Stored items
○ ○ ○ ○ ○ ○ ○
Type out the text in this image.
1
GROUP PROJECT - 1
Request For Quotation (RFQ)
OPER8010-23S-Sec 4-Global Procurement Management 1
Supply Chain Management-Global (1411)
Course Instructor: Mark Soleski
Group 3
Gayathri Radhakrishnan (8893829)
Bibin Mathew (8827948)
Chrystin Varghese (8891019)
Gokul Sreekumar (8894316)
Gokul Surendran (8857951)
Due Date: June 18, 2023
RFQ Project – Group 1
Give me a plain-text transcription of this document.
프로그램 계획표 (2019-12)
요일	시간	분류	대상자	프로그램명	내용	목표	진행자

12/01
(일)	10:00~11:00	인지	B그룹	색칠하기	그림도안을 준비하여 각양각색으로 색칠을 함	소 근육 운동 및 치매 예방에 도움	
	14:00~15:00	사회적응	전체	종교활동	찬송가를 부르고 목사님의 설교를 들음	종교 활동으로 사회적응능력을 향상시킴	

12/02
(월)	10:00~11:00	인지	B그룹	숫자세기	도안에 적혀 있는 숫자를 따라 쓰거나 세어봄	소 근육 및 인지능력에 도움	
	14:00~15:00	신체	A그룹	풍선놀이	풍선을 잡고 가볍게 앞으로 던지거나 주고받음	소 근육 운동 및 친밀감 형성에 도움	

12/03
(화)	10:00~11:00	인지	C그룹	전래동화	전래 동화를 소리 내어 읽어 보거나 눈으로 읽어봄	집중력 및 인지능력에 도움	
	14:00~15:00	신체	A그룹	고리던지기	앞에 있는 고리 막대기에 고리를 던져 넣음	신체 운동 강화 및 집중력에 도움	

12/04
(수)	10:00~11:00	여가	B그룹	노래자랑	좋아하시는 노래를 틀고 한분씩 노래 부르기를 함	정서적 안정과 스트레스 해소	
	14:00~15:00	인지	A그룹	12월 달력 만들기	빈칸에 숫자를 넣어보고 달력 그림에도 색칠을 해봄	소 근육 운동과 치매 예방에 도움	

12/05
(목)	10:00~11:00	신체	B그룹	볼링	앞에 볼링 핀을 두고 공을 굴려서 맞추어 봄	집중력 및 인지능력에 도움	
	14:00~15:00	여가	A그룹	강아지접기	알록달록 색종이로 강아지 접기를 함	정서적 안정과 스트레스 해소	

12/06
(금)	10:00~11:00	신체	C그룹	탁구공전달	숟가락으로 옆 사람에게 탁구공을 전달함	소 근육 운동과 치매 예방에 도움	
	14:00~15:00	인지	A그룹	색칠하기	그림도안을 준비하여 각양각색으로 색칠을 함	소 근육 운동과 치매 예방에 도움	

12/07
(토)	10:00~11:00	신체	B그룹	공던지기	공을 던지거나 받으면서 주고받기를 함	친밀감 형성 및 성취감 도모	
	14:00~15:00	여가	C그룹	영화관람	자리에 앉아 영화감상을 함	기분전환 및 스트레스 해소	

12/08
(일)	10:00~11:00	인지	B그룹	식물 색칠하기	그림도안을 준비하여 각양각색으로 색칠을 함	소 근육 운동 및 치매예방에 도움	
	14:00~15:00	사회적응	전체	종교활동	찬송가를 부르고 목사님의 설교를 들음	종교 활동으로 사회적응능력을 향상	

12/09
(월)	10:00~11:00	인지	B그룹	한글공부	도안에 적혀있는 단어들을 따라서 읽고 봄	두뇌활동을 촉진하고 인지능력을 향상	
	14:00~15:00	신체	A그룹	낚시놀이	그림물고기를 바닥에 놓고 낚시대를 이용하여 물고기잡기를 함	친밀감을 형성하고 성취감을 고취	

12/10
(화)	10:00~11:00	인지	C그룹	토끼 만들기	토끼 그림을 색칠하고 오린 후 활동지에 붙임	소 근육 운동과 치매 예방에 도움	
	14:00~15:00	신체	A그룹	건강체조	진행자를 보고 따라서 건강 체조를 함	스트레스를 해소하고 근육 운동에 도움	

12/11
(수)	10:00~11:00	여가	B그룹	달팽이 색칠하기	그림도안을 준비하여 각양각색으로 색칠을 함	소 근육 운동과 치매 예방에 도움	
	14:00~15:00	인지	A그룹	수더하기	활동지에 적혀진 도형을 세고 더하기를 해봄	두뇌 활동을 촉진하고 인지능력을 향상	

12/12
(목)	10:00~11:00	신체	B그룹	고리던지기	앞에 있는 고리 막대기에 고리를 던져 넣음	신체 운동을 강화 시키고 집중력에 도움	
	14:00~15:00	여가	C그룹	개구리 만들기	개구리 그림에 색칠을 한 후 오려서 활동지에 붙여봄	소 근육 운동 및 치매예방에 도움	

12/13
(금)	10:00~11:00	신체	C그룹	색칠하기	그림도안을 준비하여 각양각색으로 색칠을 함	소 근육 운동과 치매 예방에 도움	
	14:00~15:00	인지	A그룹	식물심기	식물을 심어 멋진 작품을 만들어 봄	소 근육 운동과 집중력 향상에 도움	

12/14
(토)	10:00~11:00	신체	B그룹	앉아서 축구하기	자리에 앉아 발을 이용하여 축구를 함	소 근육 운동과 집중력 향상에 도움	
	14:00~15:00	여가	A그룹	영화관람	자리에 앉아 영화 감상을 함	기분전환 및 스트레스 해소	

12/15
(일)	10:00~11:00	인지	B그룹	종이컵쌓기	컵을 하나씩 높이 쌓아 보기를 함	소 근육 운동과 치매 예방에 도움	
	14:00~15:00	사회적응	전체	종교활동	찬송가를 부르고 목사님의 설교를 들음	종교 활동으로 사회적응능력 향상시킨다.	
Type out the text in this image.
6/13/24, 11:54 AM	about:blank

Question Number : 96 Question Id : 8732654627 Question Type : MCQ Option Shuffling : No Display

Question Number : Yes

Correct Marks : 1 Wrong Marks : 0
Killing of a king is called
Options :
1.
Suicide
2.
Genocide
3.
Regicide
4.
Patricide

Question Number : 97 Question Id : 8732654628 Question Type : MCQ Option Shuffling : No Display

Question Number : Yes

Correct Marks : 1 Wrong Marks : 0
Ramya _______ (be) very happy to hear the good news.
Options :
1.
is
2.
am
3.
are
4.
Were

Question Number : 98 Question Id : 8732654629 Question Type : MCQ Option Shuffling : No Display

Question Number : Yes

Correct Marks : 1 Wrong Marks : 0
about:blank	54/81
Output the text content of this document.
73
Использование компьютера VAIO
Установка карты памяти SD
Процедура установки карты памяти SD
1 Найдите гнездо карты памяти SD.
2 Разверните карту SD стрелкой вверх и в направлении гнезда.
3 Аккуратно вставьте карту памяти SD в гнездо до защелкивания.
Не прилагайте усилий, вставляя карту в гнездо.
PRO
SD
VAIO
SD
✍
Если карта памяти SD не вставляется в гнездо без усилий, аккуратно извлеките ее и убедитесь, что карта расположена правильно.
○ ○ ○ ○ ○ ○ ○
* _THE REQUEST_:
Gather from the records above every line containing the string "this".

* _FINAL RESULT_:
Type out the text in this image.
Give me a plain-text transcription of this document.
Type out the text in this image.
Output the text content of this document.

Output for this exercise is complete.